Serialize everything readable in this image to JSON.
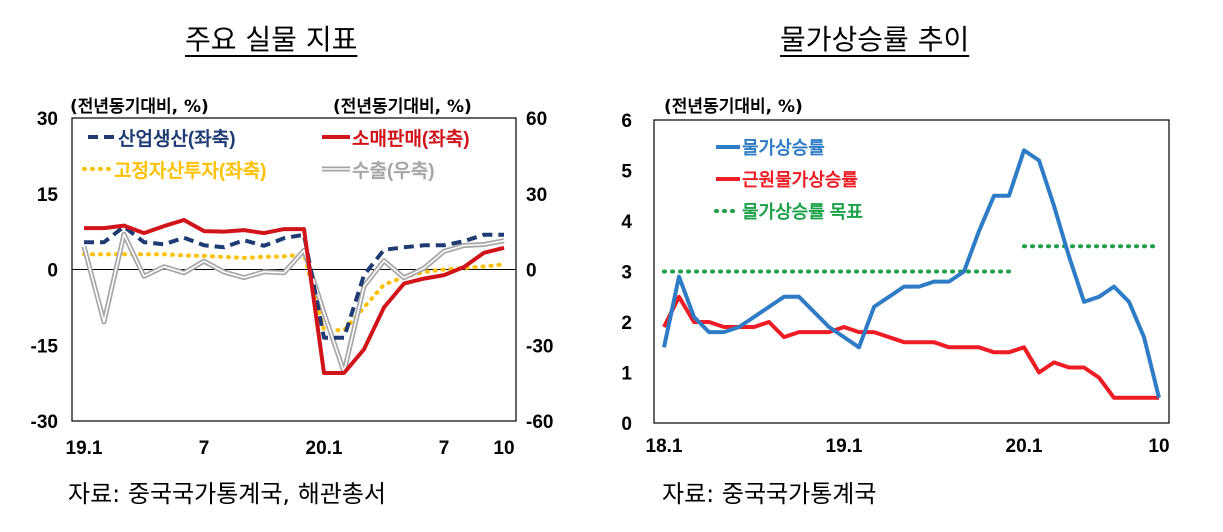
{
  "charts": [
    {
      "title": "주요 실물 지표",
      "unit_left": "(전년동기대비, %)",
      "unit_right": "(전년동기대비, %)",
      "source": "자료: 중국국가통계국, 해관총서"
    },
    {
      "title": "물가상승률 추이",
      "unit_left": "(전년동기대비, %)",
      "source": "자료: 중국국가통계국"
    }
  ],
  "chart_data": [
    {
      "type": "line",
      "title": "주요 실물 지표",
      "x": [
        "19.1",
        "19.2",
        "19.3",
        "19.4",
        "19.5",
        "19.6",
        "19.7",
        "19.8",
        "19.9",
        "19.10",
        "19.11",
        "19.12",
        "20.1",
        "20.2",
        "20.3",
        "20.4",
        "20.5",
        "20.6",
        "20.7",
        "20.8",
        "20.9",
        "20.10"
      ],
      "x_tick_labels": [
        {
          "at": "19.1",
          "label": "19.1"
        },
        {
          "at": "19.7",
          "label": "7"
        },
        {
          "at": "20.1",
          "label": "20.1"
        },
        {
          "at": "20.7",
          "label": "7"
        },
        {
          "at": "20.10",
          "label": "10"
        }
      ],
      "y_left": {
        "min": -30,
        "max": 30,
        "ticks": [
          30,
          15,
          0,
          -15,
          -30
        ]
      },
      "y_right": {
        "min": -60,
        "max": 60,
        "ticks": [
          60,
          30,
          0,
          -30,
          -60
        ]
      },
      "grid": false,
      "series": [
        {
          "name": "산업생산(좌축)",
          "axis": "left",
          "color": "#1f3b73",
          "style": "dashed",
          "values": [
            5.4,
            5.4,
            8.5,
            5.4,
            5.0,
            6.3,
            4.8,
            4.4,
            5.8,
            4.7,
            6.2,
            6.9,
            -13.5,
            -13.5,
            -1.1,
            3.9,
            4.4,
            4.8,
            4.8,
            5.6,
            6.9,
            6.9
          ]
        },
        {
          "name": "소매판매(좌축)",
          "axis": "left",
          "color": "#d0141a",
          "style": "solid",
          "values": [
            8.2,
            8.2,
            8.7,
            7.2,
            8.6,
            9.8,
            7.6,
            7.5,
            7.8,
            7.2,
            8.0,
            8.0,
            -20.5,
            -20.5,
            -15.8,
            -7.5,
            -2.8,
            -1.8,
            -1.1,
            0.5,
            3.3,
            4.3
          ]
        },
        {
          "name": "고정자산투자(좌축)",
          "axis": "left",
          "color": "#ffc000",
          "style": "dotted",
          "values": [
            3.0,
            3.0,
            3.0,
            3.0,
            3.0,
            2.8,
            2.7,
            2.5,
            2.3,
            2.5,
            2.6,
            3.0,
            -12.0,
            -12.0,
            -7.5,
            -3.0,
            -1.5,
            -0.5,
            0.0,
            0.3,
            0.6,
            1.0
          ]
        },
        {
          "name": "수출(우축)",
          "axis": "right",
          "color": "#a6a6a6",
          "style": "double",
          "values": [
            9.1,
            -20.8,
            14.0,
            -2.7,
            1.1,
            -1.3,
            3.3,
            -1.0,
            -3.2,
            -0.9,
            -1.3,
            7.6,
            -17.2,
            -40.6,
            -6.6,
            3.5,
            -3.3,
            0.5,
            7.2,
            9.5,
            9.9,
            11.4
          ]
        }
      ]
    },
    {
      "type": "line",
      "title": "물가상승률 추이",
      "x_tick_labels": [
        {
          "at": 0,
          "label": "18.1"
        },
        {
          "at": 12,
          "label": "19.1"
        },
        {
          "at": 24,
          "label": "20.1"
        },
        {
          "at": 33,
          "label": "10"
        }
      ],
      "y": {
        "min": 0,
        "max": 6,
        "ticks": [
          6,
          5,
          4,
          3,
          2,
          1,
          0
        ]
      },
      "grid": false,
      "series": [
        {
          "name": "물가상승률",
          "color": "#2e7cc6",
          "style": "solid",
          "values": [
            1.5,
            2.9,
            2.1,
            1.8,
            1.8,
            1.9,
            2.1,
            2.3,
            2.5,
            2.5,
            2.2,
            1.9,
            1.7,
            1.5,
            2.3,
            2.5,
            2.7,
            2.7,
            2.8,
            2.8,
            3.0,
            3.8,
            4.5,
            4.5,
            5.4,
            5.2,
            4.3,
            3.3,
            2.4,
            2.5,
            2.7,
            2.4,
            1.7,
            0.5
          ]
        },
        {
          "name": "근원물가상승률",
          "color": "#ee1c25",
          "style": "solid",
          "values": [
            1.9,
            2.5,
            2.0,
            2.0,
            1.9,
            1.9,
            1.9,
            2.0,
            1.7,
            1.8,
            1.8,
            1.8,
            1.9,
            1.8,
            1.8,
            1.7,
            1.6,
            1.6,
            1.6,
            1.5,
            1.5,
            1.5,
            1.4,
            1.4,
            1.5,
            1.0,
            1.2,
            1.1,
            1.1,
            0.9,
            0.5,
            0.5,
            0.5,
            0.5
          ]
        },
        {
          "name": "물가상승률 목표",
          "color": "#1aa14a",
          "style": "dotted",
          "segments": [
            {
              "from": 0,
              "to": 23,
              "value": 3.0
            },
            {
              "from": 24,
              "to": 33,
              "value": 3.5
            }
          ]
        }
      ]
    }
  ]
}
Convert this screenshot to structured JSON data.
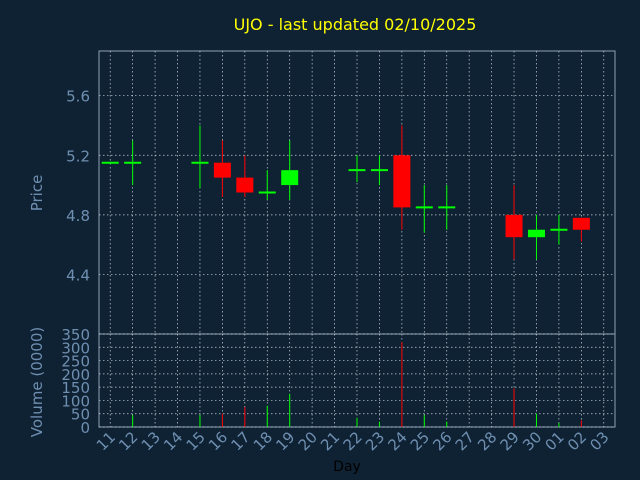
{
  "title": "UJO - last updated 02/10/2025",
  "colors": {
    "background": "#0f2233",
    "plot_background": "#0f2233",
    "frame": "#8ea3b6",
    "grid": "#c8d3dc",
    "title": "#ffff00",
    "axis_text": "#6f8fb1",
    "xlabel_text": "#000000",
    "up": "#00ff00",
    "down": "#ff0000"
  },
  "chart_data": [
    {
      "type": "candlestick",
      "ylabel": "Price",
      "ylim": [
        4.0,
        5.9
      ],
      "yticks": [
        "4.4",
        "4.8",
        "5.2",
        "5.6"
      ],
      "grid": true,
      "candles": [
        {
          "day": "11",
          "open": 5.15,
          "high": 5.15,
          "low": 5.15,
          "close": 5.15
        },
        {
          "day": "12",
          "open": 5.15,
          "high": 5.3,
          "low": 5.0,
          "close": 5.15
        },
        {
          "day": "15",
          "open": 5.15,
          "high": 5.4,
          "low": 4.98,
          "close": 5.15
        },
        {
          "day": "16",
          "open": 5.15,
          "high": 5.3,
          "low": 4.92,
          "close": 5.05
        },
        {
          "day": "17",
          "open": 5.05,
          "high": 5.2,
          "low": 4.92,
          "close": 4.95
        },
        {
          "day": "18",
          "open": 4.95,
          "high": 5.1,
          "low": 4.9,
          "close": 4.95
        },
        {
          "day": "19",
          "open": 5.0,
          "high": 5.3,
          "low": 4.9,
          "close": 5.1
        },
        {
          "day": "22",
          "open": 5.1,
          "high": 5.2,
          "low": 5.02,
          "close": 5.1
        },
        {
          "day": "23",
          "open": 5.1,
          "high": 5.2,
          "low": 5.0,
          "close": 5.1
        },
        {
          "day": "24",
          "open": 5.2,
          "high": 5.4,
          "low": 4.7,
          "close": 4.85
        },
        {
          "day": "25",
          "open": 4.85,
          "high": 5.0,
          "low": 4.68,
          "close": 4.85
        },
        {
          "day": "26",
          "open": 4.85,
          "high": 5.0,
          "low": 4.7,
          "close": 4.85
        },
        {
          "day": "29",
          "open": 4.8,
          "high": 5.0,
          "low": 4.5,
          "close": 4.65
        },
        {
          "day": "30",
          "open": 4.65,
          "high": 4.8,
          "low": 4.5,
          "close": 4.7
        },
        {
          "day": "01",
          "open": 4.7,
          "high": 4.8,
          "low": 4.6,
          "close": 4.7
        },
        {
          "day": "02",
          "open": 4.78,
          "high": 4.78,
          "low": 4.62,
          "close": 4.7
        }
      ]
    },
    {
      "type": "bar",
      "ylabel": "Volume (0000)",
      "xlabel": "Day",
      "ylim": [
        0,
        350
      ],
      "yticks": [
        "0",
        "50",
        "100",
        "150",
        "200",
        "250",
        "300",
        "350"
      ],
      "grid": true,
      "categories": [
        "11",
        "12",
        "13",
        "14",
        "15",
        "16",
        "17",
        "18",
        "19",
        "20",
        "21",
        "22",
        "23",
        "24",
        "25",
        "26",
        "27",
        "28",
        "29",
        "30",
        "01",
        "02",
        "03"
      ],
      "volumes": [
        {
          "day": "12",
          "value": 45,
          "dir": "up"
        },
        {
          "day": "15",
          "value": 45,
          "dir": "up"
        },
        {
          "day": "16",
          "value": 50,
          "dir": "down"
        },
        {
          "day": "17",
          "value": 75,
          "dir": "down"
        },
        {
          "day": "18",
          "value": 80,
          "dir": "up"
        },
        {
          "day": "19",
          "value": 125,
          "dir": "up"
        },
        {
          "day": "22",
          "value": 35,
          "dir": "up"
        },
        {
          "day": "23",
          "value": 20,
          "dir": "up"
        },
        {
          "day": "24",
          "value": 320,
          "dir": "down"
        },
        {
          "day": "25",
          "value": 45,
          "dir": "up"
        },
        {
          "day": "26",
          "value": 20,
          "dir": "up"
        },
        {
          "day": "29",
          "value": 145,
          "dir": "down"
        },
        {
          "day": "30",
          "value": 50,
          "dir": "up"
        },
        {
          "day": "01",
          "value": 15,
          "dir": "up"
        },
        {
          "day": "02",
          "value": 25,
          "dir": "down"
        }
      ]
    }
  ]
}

* Task details: Report back each line of the entries that holds the string "name".

* Exercise output:
          "name": "산업생산(좌축)",
          "name": "소매판매(좌축)",
          "name": "고정자산투자(좌축)",
          "name": "수출(우축)",
          "name": "물가상승률",
          "name": "근원물가상승률",
          "name": "물가상승률 목표",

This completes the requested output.